§ SET TASK
For this exercise, copy out each line of the material below that includes "Output".

§ TASK MATERIAL

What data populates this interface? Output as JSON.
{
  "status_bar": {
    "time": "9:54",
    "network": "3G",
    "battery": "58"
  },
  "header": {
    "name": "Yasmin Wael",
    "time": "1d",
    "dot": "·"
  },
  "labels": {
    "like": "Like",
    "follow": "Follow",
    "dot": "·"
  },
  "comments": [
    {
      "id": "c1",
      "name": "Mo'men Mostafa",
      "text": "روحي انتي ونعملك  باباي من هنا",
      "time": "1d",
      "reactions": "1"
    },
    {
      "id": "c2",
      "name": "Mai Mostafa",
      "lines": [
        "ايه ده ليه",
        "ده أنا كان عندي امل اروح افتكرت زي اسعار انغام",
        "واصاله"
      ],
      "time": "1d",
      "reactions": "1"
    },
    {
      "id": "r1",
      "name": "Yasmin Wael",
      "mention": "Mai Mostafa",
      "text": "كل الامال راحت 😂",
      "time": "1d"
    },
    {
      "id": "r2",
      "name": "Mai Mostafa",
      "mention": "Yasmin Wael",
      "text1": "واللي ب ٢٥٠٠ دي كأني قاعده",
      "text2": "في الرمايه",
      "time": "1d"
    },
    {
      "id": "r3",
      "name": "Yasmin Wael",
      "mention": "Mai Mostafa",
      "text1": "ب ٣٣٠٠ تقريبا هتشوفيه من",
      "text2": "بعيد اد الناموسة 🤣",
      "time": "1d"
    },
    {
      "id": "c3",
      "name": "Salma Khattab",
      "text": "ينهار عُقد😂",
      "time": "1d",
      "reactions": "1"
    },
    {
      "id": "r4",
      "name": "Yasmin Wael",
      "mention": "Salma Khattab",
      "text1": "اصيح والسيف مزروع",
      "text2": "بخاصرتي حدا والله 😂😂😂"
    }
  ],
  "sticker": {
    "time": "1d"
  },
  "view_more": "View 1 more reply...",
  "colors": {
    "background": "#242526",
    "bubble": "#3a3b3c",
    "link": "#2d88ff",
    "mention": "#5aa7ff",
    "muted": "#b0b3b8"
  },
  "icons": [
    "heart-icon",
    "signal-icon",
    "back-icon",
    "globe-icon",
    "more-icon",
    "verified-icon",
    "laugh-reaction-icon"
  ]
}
--
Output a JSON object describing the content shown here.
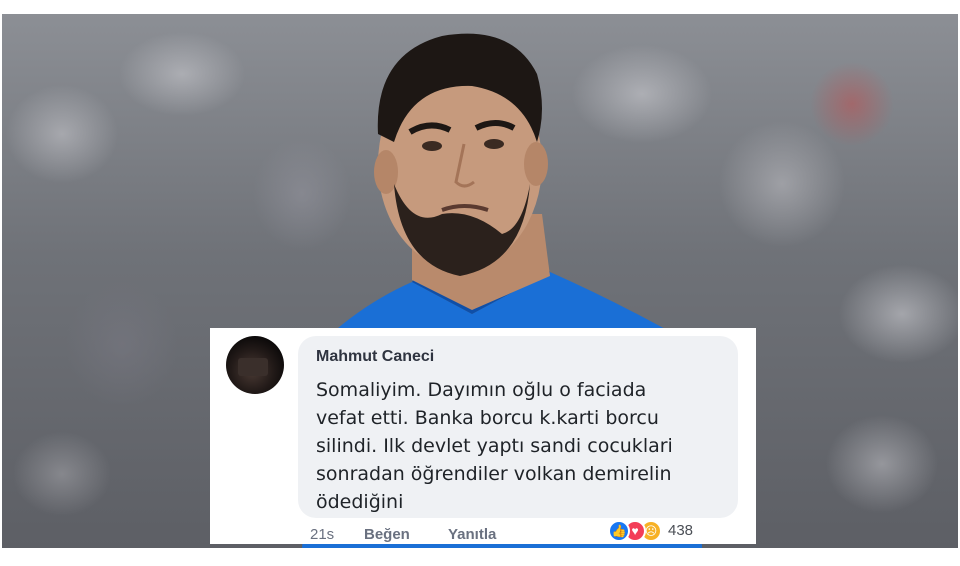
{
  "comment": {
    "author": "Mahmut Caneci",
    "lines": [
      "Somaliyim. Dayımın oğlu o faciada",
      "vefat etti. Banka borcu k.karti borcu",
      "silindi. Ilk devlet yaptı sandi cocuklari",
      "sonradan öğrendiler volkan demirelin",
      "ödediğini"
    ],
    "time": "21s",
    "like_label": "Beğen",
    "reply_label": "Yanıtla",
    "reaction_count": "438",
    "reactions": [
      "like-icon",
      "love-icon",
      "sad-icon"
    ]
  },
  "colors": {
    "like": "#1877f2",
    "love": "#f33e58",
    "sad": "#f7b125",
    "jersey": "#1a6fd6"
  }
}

§ RESPONSE TO THIS TASK
What data populates this interface? Output as JSON.
Output a JSON object describing the content shown here.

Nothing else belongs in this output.